## What you have to do
Could you find every line in the entries below that holds the word "kroppen" and copy it?

## Data supplied
════════════════════

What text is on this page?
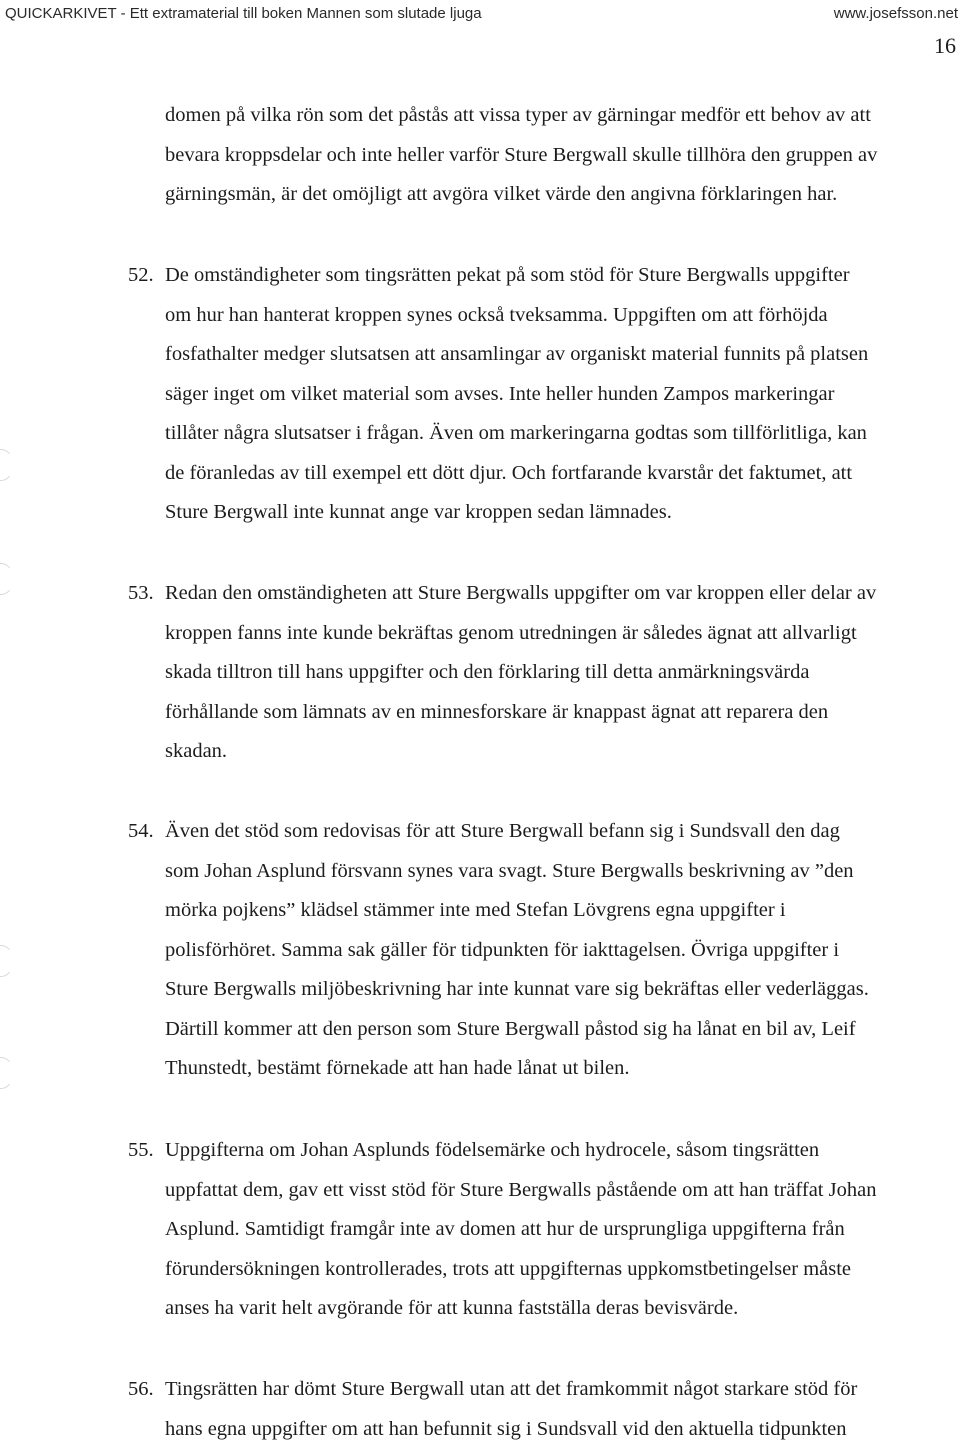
QUICKARKIVET - Ett extramaterial till boken Mannen som slutade ljuga	www.josefsson.net
16
domen på vilka rön som det påstås att vissa typer av gärningar medför ett behov av att
bevara kroppsdelar och inte heller varför Sture Bergwall skulle tillhöra den gruppen av
gärningsmän, är det omöjligt att avgöra vilket värde den angivna förklaringen har.
52. De omständigheter som tingsrätten pekat på som stöd för Sture Bergwalls uppgifter
om hur han hanterat kroppen synes också tveksamma. Uppgiften om att förhöjda
fosfathalter medger slutsatsen att ansamlingar av organiskt material funnits på platsen
säger inget om vilket material som avses. Inte heller hunden Zampos markeringar
tillåter några slutsatser i frågan. Även om markeringarna godtas som tillförlitliga, kan
de föranledas av till exempel ett dött djur. Och fortfarande kvarstår det faktumet, att
Sture Bergwall inte kunnat ange var kroppen sedan lämnades.
53. Redan den omständigheten att Sture Bergwalls uppgifter om var kroppen eller delar av
kroppen fanns inte kunde bekräftas genom utredningen är således ägnat att allvarligt
skada tilltron till hans uppgifter och den förklaring till detta anmärkningsvärda
förhållande som lämnats av en minnesforskare är knappast ägnat att reparera den
skadan.
54. Även det stöd som redovisas för att Sture Bergwall befann sig i Sundsvall den dag
som Johan Asplund försvann synes vara svagt. Sture Bergwalls beskrivning av ”den
mörka pojkens” klädsel stämmer inte med Stefan Lövgrens egna uppgifter i
polisförhöret. Samma sak gäller för tidpunkten för iakttagelsen. Övriga uppgifter i
Sture Bergwalls miljöbeskrivning har inte kunnat vare sig bekräftas eller vederläggas.
Därtill kommer att den person som Sture Bergwall påstod sig ha lånat en bil av, Leif
Thunstedt, bestämt förnekade att han hade lånat ut bilen.
55. Uppgifterna om Johan Asplunds födelsemärke och hydrocele, såsom tingsrätten
uppfattat dem, gav ett visst stöd för Sture Bergwalls påstående om att han träffat Johan
Asplund. Samtidigt framgår inte av domen att hur de ursprungliga uppgifterna från
förundersökningen kontrollerades, trots att uppgifternas uppkomstbetingelser måste
anses ha varit helt avgörande för att kunna fastställa deras bevisvärde.
56. Tingsrätten har dömt Sture Bergwall utan att det framkommit något starkare stöd för
hans egna uppgifter om att han befunnit sig i Sundsvall vid den aktuella tidpunkten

════════════════════

## Solution to the exercise
om hur han hanterat kroppen synes också tveksamma. Uppgiften om att förhöjda
Sture Bergwall inte kunnat ange var kroppen sedan lämnades.
53. Redan den omständigheten att Sture Bergwalls uppgifter om var kroppen eller delar av
kroppen fanns inte kunde bekräftas genom utredningen är således ägnat att allvarligt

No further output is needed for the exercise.